╭─ EXTRACTED RECORDS

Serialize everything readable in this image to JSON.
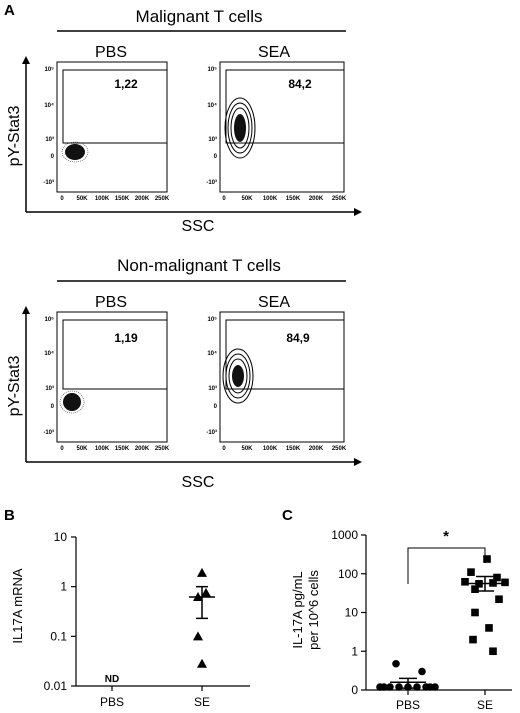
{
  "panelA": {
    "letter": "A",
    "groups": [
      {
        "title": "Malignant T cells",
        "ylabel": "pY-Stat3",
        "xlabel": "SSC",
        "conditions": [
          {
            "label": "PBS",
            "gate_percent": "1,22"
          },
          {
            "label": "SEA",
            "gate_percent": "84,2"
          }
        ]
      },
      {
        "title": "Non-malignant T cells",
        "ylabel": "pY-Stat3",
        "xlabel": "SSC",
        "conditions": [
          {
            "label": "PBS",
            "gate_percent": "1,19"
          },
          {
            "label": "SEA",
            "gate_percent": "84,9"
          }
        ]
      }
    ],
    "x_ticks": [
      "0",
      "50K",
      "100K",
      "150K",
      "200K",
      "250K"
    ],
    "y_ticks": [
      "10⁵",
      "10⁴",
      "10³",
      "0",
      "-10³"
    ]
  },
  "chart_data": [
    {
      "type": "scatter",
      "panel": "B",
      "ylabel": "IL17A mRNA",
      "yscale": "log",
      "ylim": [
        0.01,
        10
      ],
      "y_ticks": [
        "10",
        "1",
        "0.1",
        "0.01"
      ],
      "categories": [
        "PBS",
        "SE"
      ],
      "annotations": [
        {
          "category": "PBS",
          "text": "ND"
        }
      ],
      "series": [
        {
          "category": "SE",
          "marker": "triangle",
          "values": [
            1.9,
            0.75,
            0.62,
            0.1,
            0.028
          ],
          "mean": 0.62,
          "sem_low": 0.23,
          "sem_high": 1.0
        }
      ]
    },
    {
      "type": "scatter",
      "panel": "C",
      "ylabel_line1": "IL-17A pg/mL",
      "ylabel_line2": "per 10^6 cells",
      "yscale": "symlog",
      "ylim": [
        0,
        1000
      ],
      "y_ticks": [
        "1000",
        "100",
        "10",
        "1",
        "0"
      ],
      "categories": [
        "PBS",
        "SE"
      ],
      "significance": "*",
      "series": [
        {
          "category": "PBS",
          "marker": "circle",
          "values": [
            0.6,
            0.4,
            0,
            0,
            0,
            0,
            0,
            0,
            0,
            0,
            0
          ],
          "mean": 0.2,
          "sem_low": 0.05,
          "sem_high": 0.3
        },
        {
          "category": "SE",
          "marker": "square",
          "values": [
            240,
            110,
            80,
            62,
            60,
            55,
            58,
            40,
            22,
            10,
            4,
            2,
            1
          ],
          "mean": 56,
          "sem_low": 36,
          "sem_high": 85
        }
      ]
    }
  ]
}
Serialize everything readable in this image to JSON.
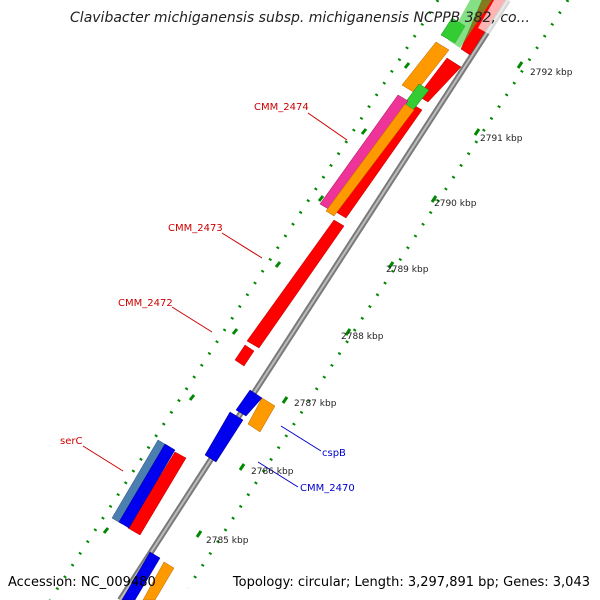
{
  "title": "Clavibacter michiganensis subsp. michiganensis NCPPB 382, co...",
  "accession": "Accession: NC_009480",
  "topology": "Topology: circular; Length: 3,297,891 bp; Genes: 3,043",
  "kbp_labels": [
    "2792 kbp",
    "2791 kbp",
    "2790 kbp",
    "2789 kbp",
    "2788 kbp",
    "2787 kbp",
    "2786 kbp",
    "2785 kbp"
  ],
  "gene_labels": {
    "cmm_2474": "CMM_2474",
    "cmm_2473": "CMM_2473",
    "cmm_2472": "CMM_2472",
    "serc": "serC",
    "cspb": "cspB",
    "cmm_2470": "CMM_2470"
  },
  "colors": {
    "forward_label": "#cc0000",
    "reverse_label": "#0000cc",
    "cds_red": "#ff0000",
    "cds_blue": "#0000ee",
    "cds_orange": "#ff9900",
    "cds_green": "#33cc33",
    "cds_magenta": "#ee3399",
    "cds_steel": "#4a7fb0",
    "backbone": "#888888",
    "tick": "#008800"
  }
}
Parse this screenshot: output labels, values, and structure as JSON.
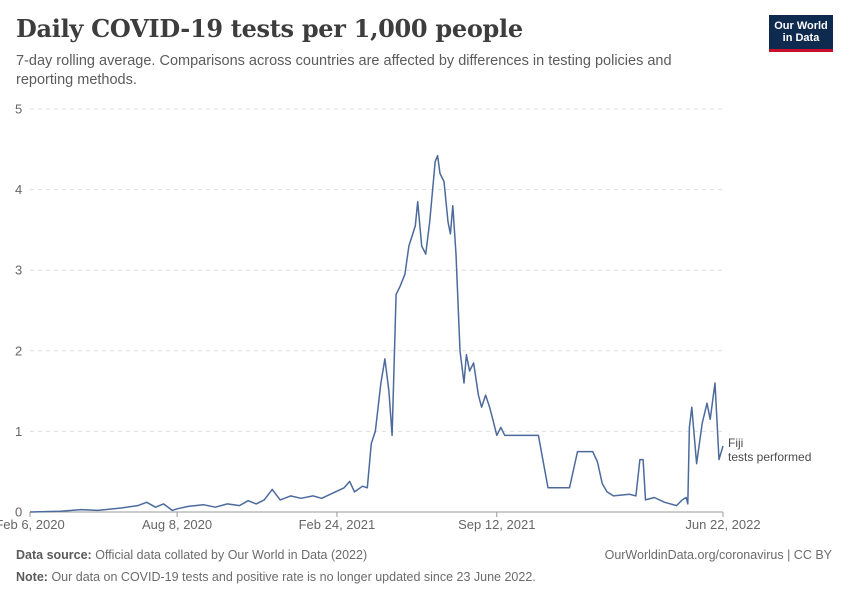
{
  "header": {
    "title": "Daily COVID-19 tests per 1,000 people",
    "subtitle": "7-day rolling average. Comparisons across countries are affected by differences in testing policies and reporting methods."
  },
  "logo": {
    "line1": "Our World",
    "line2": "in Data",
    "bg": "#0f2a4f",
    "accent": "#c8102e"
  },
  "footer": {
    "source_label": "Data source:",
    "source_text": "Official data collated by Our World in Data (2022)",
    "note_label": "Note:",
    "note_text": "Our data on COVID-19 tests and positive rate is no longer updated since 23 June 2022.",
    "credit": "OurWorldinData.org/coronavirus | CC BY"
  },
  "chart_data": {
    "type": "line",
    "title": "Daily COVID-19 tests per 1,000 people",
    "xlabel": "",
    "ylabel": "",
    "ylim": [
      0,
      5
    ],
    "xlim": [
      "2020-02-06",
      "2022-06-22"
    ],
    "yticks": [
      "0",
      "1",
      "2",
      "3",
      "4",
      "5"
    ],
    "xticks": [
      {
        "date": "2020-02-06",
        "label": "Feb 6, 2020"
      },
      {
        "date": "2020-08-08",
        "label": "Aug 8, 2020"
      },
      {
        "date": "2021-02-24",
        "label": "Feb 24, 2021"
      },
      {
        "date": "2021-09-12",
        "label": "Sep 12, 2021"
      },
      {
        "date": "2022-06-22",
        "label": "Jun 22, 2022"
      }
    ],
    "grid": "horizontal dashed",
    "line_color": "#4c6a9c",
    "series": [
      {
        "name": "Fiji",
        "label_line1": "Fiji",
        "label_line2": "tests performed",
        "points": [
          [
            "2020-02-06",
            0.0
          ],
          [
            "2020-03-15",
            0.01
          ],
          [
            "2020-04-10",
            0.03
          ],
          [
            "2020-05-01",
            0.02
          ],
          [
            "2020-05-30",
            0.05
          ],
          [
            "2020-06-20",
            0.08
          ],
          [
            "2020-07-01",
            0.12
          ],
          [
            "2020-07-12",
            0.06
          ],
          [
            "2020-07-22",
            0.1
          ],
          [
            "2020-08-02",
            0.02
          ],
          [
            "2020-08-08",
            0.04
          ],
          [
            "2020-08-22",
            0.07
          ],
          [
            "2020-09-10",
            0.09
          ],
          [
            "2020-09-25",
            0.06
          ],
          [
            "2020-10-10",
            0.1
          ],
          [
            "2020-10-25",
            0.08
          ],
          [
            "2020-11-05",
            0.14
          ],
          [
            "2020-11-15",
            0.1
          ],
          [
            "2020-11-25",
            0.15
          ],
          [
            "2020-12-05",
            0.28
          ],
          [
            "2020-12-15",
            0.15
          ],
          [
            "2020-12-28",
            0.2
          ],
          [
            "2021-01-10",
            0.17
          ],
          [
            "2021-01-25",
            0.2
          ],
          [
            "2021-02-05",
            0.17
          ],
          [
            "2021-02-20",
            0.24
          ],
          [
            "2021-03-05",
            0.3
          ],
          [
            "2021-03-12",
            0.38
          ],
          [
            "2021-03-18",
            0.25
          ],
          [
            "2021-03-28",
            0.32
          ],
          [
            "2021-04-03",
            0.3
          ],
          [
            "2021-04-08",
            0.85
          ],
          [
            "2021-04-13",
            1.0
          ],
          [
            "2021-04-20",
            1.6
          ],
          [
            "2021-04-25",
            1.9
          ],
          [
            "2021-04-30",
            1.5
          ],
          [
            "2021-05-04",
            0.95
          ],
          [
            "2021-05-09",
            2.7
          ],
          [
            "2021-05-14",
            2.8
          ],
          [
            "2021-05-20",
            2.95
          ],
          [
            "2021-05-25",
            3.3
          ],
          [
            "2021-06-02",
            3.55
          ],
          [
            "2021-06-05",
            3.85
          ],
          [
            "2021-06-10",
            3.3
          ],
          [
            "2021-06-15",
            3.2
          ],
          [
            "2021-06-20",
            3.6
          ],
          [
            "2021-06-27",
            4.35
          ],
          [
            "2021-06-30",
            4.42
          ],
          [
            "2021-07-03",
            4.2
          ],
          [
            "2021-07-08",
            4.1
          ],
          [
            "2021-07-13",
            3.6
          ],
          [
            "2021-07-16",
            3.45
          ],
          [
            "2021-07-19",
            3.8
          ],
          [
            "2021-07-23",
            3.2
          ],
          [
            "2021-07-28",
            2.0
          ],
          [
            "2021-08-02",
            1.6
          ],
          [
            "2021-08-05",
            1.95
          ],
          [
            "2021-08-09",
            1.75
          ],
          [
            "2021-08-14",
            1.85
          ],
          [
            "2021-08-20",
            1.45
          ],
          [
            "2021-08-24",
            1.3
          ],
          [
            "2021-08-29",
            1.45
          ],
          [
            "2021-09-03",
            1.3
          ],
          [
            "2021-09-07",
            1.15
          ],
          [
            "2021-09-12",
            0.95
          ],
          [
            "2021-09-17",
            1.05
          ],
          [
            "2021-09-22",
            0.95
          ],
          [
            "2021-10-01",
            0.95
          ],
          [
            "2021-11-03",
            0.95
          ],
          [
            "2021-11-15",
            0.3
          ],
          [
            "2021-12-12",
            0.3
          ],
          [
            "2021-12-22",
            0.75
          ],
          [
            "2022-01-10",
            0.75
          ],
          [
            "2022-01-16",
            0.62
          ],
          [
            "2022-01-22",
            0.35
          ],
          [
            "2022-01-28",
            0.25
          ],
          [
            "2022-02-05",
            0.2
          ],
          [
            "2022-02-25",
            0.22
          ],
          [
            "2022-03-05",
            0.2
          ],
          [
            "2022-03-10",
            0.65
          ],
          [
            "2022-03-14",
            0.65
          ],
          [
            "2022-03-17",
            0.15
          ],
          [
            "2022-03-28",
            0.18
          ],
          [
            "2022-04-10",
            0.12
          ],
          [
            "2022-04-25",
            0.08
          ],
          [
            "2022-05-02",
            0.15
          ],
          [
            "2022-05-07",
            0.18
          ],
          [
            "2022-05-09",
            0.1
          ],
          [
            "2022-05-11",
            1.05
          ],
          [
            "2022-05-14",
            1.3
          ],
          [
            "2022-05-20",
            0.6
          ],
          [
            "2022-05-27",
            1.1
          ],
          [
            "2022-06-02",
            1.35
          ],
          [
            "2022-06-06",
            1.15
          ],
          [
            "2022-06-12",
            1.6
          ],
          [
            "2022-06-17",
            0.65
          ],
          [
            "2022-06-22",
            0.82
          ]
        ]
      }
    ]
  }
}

╰─

- **WHAT TO WORK ON**
In the entries above, find each line with "cells" and list it.

- **RESULT OF THE EXERCISE**
        "title": "Malignant T cells",
        "title": "Non-malignant T cells",
      "ylabel_line2": "per 10^6 cells",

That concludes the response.